#### Problem to work on:
Extract each line of the material that follows exactly and omit its pictures.

#### Given records:

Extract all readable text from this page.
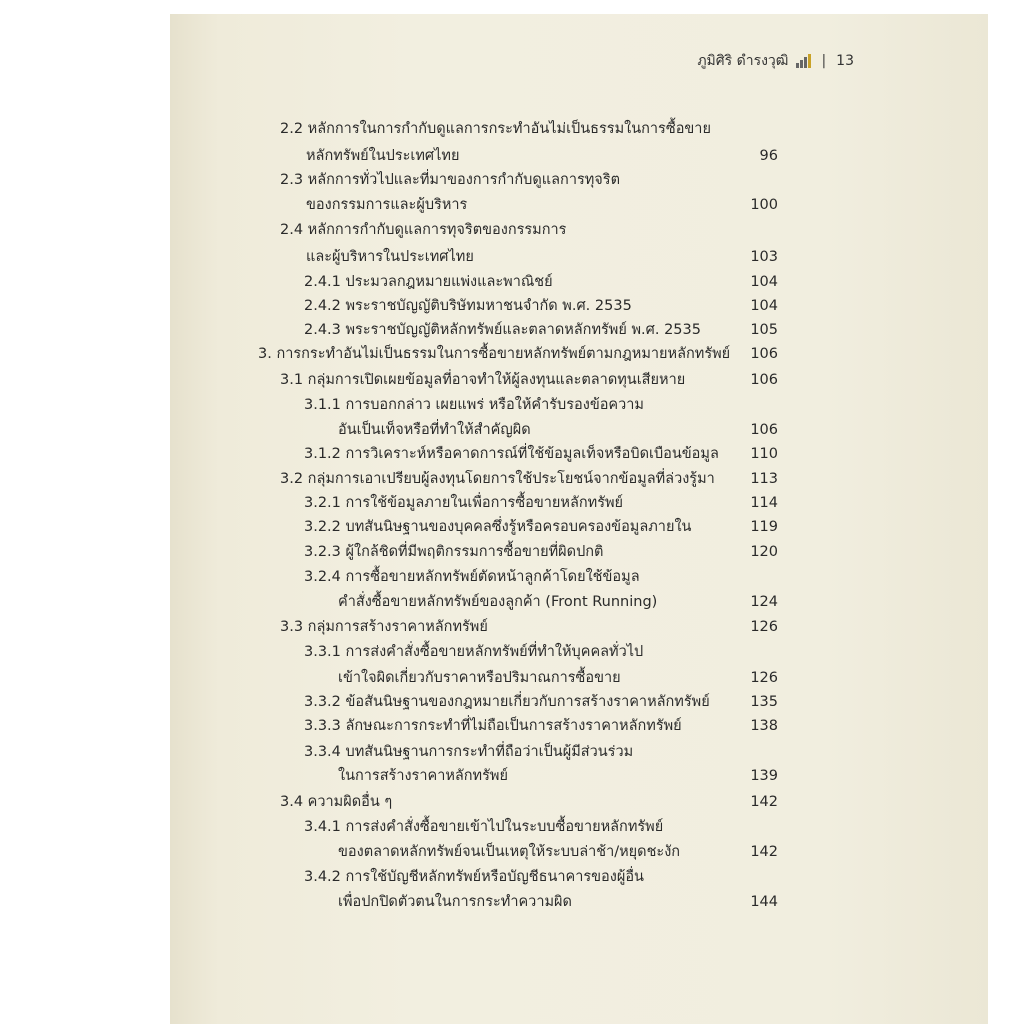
ภูมิศิริ ดำรงวุฒิ | 13
2.2 หลักการในการกำกับดูแลการกระทำอันไม่เป็นธรรมในการซื้อขาย
หลักทรัพย์ในประเทศไทย	96
2.3 หลักการทั่วไปและที่มาของการกำกับดูแลการทุจริต
ของกรรมการและผู้บริหาร	100
2.4 หลักการกำกับดูแลการทุจริตของกรรมการ
และผู้บริหารในประเทศไทย	103
2.4.1 ประมวลกฎหมายแพ่งและพาณิชย์	104
2.4.2 พระราชบัญญัติบริษัทมหาชนจำกัด พ.ศ. 2535	104
2.4.3 พระราชบัญญัติหลักทรัพย์และตลาดหลักทรัพย์ พ.ศ. 2535	105
3. การกระทำอันไม่เป็นธรรมในการซื้อขายหลักทรัพย์ตามกฎหมายหลักทรัพย์ 106
3.1 กลุ่มการเปิดเผยข้อมูลที่อาจทำให้ผู้ลงทุนและตลาดทุนเสียหาย	106
3.1.1 การบอกกล่าว เผยแพร่ หรือให้คำรับรองข้อความ
อันเป็นเท็จหรือที่ทำให้สำคัญผิด	106
3.1.2 การวิเคราะห์หรือคาดการณ์ที่ใช้ข้อมูลเท็จหรือบิดเบือนข้อมูล 110
3.2 กลุ่มการเอาเปรียบผู้ลงทุนโดยการใช้ประโยชน์จากข้อมูลที่ล่วงรู้มา 113
3.2.1 การใช้ข้อมูลภายในเพื่อการซื้อขายหลักทรัพย์	114
3.2.2 บทสันนิษฐานของบุคคลซึ่งรู้หรือครอบครองข้อมูลภายใน	119
3.2.3 ผู้ใกล้ชิดที่มีพฤติกรรมการซื้อขายที่ผิดปกติ	120
3.2.4 การซื้อขายหลักทรัพย์ตัดหน้าลูกค้าโดยใช้ข้อมูล
คำสั่งซื้อขายหลักทรัพย์ของลูกค้า (Front Running)	124
3.3 กลุ่มการสร้างราคาหลักทรัพย์	126
3.3.1 การส่งคำสั่งซื้อขายหลักทรัพย์ที่ทำให้บุคคลทั่วไป
เข้าใจผิดเกี่ยวกับราคาหรือปริมาณการซื้อขาย	126
3.3.2 ข้อสันนิษฐานของกฎหมายเกี่ยวกับการสร้างราคาหลักทรัพย์	135
3.3.3 ลักษณะการกระทำที่ไม่ถือเป็นการสร้างราคาหลักทรัพย์	138
3.3.4 บทสันนิษฐานการกระทำที่ถือว่าเป็นผู้มีส่วนร่วม
ในการสร้างราคาหลักทรัพย์	139
3.4 ความผิดอื่น ๆ	142
3.4.1 การส่งคำสั่งซื้อขายเข้าไปในระบบซื้อขายหลักทรัพย์
ของตลาดหลักทรัพย์จนเป็นเหตุให้ระบบล่าช้า/หยุดชะงัก	142
3.4.2 การใช้บัญชีหลักทรัพย์หรือบัญชีธนาคารของผู้อื่น
เพื่อปกปิดตัวตนในการกระทำความผิด	144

#### Solution to the exercise:
Extract all readable text from this page.
ภูมิศิริ ดำรงวุฒิ | 13
2.2 หลักการในการกำกับดูแลการกระทำอันไม่เป็นธรรมในการซื้อขาย
หลักทรัพย์ในประเทศไทย	96
2.3 หลักการทั่วไปและที่มาของการกำกับดูแลการทุจริต
ของกรรมการและผู้บริหาร	100
2.4 หลักการกำกับดูแลการทุจริตของกรรมการ
และผู้บริหารในประเทศไทย	103
2.4.1 ประมวลกฎหมายแพ่งและพาณิชย์	104
2.4.2 พระราชบัญญัติบริษัทมหาชนจำกัด พ.ศ. 2535	104
2.4.3 พระราชบัญญัติหลักทรัพย์และตลาดหลักทรัพย์ พ.ศ. 2535	105
3. การกระทำอันไม่เป็นธรรมในการซื้อขายหลักทรัพย์ตามกฎหมายหลักทรัพย์ 106
3.1 กลุ่มการเปิดเผยข้อมูลที่อาจทำให้ผู้ลงทุนและตลาดทุนเสียหาย	106
3.1.1 การบอกกล่าว เผยแพร่ หรือให้คำรับรองข้อความ
อันเป็นเท็จหรือที่ทำให้สำคัญผิด	106
3.1.2 การวิเคราะห์หรือคาดการณ์ที่ใช้ข้อมูลเท็จหรือบิดเบือนข้อมูล 110
3.2 กลุ่มการเอาเปรียบผู้ลงทุนโดยการใช้ประโยชน์จากข้อมูลที่ล่วงรู้มา 113
3.2.1 การใช้ข้อมูลภายในเพื่อการซื้อขายหลักทรัพย์	114
3.2.2 บทสันนิษฐานของบุคคลซึ่งรู้หรือครอบครองข้อมูลภายใน	119
3.2.3 ผู้ใกล้ชิดที่มีพฤติกรรมการซื้อขายที่ผิดปกติ	120
3.2.4 การซื้อขายหลักทรัพย์ตัดหน้าลูกค้าโดยใช้ข้อมูล
คำสั่งซื้อขายหลักทรัพย์ของลูกค้า (Front Running)	124
3.3 กลุ่มการสร้างราคาหลักทรัพย์	126
3.3.1 การส่งคำสั่งซื้อขายหลักทรัพย์ที่ทำให้บุคคลทั่วไป
เข้าใจผิดเกี่ยวกับราคาหรือปริมาณการซื้อขาย	126
3.3.2 ข้อสันนิษฐานของกฎหมายเกี่ยวกับการสร้างราคาหลักทรัพย์	135
3.3.3 ลักษณะการกระทำที่ไม่ถือเป็นการสร้างราคาหลักทรัพย์	138
3.3.4 บทสันนิษฐานการกระทำที่ถือว่าเป็นผู้มีส่วนร่วม
ในการสร้างราคาหลักทรัพย์	139
3.4 ความผิดอื่น ๆ	142
3.4.1 การส่งคำสั่งซื้อขายเข้าไปในระบบซื้อขายหลักทรัพย์
ของตลาดหลักทรัพย์จนเป็นเหตุให้ระบบล่าช้า/หยุดชะงัก	142
3.4.2 การใช้บัญชีหลักทรัพย์หรือบัญชีธนาคารของผู้อื่น
เพื่อปกปิดตัวตนในการกระทำความผิด	144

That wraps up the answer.